TASK REQUIREMENTS | Reproduce each record below exactly as written.

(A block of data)
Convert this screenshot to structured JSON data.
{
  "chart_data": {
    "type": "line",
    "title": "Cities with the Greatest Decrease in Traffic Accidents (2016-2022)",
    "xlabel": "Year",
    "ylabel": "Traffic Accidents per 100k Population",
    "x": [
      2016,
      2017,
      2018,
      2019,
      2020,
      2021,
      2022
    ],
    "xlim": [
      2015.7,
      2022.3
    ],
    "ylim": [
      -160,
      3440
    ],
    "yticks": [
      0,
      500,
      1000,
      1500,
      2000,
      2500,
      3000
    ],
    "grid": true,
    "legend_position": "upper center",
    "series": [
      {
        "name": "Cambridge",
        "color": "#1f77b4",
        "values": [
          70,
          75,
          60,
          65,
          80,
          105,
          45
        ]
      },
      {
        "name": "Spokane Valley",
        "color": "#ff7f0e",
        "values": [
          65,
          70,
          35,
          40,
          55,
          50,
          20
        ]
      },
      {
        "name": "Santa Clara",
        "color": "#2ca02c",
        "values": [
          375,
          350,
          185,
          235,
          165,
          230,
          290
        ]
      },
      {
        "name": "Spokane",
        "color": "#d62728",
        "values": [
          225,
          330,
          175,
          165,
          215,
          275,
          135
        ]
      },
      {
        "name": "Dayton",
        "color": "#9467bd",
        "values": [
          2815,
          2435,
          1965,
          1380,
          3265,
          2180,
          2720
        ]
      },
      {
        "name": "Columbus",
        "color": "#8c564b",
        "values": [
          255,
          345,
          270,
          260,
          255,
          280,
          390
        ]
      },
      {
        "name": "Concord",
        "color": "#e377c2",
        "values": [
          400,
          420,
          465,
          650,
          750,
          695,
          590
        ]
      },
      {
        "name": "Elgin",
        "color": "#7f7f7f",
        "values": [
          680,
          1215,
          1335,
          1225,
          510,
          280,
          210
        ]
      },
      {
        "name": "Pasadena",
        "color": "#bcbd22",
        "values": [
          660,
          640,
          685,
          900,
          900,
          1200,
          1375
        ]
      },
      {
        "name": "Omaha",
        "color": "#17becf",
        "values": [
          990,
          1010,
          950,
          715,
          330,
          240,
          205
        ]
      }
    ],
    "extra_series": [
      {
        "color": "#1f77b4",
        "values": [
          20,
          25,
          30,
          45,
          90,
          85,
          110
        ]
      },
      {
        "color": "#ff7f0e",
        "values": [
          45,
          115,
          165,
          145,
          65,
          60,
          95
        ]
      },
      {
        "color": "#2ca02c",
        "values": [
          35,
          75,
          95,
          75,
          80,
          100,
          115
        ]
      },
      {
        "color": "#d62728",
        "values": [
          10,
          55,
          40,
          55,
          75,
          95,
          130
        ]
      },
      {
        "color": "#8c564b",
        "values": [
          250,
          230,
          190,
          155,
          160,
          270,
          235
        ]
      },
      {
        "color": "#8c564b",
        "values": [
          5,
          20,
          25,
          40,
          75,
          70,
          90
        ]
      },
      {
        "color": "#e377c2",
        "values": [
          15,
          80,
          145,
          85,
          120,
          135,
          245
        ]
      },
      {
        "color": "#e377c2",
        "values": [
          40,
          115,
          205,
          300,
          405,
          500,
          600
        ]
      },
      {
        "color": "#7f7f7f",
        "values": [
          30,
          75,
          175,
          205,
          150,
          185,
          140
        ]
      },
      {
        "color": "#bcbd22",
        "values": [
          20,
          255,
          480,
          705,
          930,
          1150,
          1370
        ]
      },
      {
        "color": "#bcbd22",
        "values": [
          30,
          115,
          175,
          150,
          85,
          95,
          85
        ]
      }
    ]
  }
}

ANSWER TO THE TASK |
Convert this screenshot to structured JSON data.
{
  "chart_data": {
    "type": "line",
    "title": "Cities with the Greatest Decrease in Traffic Accidents (2016-2022)",
    "xlabel": "Year",
    "ylabel": "Traffic Accidents per 100k Population",
    "x": [
      2016,
      2017,
      2018,
      2019,
      2020,
      2021,
      2022
    ],
    "xlim": [
      2015.7,
      2022.3
    ],
    "ylim": [
      -160,
      3440
    ],
    "yticks": [
      0,
      500,
      1000,
      1500,
      2000,
      2500,
      3000
    ],
    "grid": true,
    "legend_position": "upper center",
    "series": [
      {
        "name": "Cambridge",
        "color": "#1f77b4",
        "values": [
          70,
          75,
          60,
          65,
          80,
          105,
          45
        ]
      },
      {
        "name": "Spokane Valley",
        "color": "#ff7f0e",
        "values": [
          65,
          70,
          35,
          40,
          55,
          50,
          20
        ]
      },
      {
        "name": "Santa Clara",
        "color": "#2ca02c",
        "values": [
          375,
          350,
          185,
          235,
          165,
          230,
          290
        ]
      },
      {
        "name": "Spokane",
        "color": "#d62728",
        "values": [
          225,
          330,
          175,
          165,
          215,
          275,
          135
        ]
      },
      {
        "name": "Dayton",
        "color": "#9467bd",
        "values": [
          2815,
          2435,
          1965,
          1380,
          3265,
          2180,
          2720
        ]
      },
      {
        "name": "Columbus",
        "color": "#8c564b",
        "values": [
          255,
          345,
          270,
          260,
          255,
          280,
          390
        ]
      },
      {
        "name": "Concord",
        "color": "#e377c2",
        "values": [
          400,
          420,
          465,
          650,
          750,
          695,
          590
        ]
      },
      {
        "name": "Elgin",
        "color": "#7f7f7f",
        "values": [
          680,
          1215,
          1335,
          1225,
          510,
          280,
          210
        ]
      },
      {
        "name": "Pasadena",
        "color": "#bcbd22",
        "values": [
          660,
          640,
          685,
          900,
          900,
          1200,
          1375
        ]
      },
      {
        "name": "Omaha",
        "color": "#17becf",
        "values": [
          990,
          1010,
          950,
          715,
          330,
          240,
          205
        ]
      }
    ],
    "extra_series": [
      {
        "color": "#1f77b4",
        "values": [
          20,
          25,
          30,
          45,
          90,
          85,
          110
        ]
      },
      {
        "color": "#ff7f0e",
        "values": [
          45,
          115,
          165,
          145,
          65,
          60,
          95
        ]
      },
      {
        "color": "#2ca02c",
        "values": [
          35,
          75,
          95,
          75,
          80,
          100,
          115
        ]
      },
      {
        "color": "#d62728",
        "values": [
          10,
          55,
          40,
          55,
          75,
          95,
          130
        ]
      },
      {
        "color": "#8c564b",
        "values": [
          250,
          230,
          190,
          155,
          160,
          270,
          235
        ]
      },
      {
        "color": "#8c564b",
        "values": [
          5,
          20,
          25,
          40,
          75,
          70,
          90
        ]
      },
      {
        "color": "#e377c2",
        "values": [
          15,
          80,
          145,
          85,
          120,
          135,
          245
        ]
      },
      {
        "color": "#e377c2",
        "values": [
          40,
          115,
          205,
          300,
          405,
          500,
          600
        ]
      },
      {
        "color": "#7f7f7f",
        "values": [
          30,
          75,
          175,
          205,
          150,
          185,
          140
        ]
      },
      {
        "color": "#bcbd22",
        "values": [
          20,
          255,
          480,
          705,
          930,
          1150,
          1370
        ]
      },
      {
        "color": "#bcbd22",
        "values": [
          30,
          115,
          175,
          150,
          85,
          95,
          85
        ]
      }
    ]
  }
}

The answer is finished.